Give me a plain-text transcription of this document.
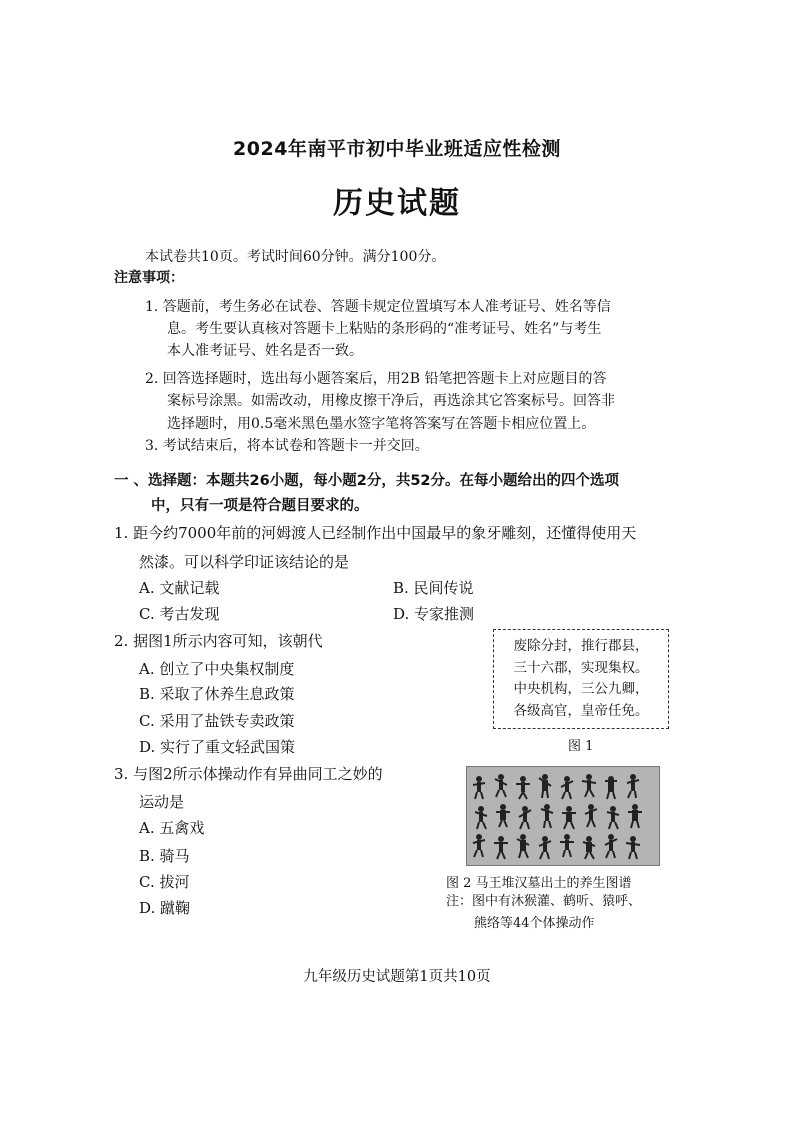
2024年南平市初中毕业班适应性检测
历史试题
本试卷共10页。考试时间60分钟。满分100分。
注意事项：
1. 答题前，考生务必在试卷、答题卡规定位置填写本人准考证号、姓名等信
息。考生要认真核对答题卡上粘贴的条形码的“准考证号、姓名”与考生
本人准考证号、姓名是否一致。
2. 回答选择题时，选出每小题答案后，用2B 铅笔把答题卡上对应题目的答
案标号涂黑。如需改动，用橡皮擦干净后，再选涂其它答案标号。回答非
选择题时，用0.5毫米黑色墨水签字笔将答案写在答题卡相应位置上。
3. 考试结束后，将本试卷和答题卡一并交回。
一 、选择题：本题共26小题，每小题2分，共52分。在每小题给出的四个选项
中，只有一项是符合题目要求的。
1. 距今约7000年前的河姆渡人已经制作出中国最早的象牙雕刻，还懂得使用天
然漆。可以科学印证该结论的是
A. 文献记载	B. 民间传说
C. 考古发现	D. 专家推测
2. 据图1所示内容可知，该朝代
A. 创立了中央集权制度
B. 采取了休养生息政策
C. 采用了盐铁专卖政策
D. 实行了重文轻武国策
废除分封，推行郡县，
三十六郡，实现集权。
中央机构，三公九卿，
各级高官，皇帝任免。
图 1
3. 与图2所示体操动作有异曲同工之妙的
运动是
A. 五禽戏
B. 骑马
C. 拔河
D. 蹴鞠
图 2 马王堆汉墓出土的养生图谱
注：图中有沐猴灌、鹤听、猿呼、
熊络等44个体操动作
九年级历史试题第1页共10页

◆ Directive ◆
Reproduce the listing word for word and omit its pictures.

◆ Solution to this problem ◆
Give me a plain-text transcription of this document.
2024年南平市初中毕业班适应性检测
历史试题
本试卷共10页。考试时间60分钟。满分100分。
注意事项：
1. 答题前，考生务必在试卷、答题卡规定位置填写本人准考证号、姓名等信
息。考生要认真核对答题卡上粘贴的条形码的“准考证号、姓名”与考生
本人准考证号、姓名是否一致。
2. 回答选择题时，选出每小题答案后，用2B 铅笔把答题卡上对应题目的答
案标号涂黑。如需改动，用橡皮擦干净后，再选涂其它答案标号。回答非
选择题时，用0.5毫米黑色墨水签字笔将答案写在答题卡相应位置上。
3. 考试结束后，将本试卷和答题卡一并交回。
一 、选择题：本题共26小题，每小题2分，共52分。在每小题给出的四个选项
中，只有一项是符合题目要求的。
1. 距今约7000年前的河姆渡人已经制作出中国最早的象牙雕刻，还懂得使用天
然漆。可以科学印证该结论的是
A. 文献记载	B. 民间传说
C. 考古发现	D. 专家推测
2. 据图1所示内容可知，该朝代
A. 创立了中央集权制度
B. 采取了休养生息政策
C. 采用了盐铁专卖政策
D. 实行了重文轻武国策
废除分封，推行郡县，
三十六郡，实现集权。
中央机构，三公九卿，
各级高官，皇帝任免。
图 1
3. 与图2所示体操动作有异曲同工之妙的
运动是
A. 五禽戏
B. 骑马
C. 拔河
D. 蹴鞠
图 2 马王堆汉墓出土的养生图谱
注：图中有沐猴灌、鹤听、猿呼、
熊络等44个体操动作
九年级历史试题第1页共10页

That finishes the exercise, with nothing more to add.